(Dataset rows for document pages)
▬▬▬

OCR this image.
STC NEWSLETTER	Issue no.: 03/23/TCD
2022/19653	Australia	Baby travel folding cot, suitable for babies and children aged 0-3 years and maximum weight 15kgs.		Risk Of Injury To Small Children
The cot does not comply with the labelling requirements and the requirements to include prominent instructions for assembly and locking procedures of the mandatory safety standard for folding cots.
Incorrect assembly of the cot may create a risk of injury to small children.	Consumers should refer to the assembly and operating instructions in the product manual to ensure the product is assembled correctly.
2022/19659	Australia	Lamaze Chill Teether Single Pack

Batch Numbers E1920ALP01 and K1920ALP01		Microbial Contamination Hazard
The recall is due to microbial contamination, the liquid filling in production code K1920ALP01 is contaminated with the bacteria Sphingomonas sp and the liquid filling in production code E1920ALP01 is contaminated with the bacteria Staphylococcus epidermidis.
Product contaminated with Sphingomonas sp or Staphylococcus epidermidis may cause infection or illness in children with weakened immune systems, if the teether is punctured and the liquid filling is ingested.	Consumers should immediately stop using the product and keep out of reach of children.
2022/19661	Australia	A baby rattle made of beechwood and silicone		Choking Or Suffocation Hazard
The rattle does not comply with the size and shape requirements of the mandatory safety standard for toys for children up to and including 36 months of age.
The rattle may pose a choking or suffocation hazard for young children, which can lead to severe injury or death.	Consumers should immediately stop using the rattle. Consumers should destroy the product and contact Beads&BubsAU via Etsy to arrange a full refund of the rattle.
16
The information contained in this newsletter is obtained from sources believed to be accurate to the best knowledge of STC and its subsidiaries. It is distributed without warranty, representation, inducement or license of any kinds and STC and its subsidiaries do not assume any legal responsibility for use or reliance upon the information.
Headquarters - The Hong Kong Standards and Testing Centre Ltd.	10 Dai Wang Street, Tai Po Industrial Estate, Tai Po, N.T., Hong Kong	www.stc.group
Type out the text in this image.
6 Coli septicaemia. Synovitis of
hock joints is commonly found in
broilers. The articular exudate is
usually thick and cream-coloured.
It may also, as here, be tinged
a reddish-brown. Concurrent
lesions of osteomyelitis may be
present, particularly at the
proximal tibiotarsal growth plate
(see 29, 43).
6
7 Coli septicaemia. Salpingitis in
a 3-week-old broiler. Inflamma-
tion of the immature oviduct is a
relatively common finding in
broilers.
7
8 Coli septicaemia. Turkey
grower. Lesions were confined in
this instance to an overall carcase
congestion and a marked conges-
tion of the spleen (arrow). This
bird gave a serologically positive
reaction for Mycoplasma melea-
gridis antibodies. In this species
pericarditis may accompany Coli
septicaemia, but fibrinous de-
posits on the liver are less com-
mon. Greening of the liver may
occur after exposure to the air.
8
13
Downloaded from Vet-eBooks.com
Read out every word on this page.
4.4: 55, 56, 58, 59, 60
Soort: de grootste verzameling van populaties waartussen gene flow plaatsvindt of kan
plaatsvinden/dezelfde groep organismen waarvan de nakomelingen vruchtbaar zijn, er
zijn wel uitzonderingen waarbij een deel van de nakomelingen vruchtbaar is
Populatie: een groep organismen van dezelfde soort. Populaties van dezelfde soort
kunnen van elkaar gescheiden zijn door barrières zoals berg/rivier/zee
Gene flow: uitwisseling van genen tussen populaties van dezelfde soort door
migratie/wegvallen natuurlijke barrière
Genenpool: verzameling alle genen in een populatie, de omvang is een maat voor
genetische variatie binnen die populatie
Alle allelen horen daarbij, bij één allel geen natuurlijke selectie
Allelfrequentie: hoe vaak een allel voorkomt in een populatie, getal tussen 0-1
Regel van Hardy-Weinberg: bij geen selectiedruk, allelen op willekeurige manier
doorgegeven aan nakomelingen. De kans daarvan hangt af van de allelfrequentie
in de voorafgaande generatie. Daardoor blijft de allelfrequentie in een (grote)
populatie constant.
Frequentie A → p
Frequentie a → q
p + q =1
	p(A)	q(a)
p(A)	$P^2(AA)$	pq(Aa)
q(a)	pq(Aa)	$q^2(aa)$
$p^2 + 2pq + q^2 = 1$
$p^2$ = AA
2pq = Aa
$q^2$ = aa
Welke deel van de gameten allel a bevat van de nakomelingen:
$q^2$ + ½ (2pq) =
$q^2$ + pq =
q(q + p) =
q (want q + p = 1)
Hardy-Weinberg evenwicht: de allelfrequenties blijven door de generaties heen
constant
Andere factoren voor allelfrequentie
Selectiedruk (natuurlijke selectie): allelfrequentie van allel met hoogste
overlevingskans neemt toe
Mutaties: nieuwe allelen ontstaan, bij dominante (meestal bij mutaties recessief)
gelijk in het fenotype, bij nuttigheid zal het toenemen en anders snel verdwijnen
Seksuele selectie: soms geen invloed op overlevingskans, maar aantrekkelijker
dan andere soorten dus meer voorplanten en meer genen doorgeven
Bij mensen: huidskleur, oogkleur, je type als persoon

▬▬▬

**PROBLEM DESCRIPTION:** If a line in the data holds the string "natuurlijke", copy that line.

**YOUR SOLUTION:**
migratie/wegvallen natuurlijke barrière
Alle allelen horen daarbij, bij één allel geen natuurlijke selectie
Selectiedruk (natuurlijke selectie): allelfrequentie van allel met hoogste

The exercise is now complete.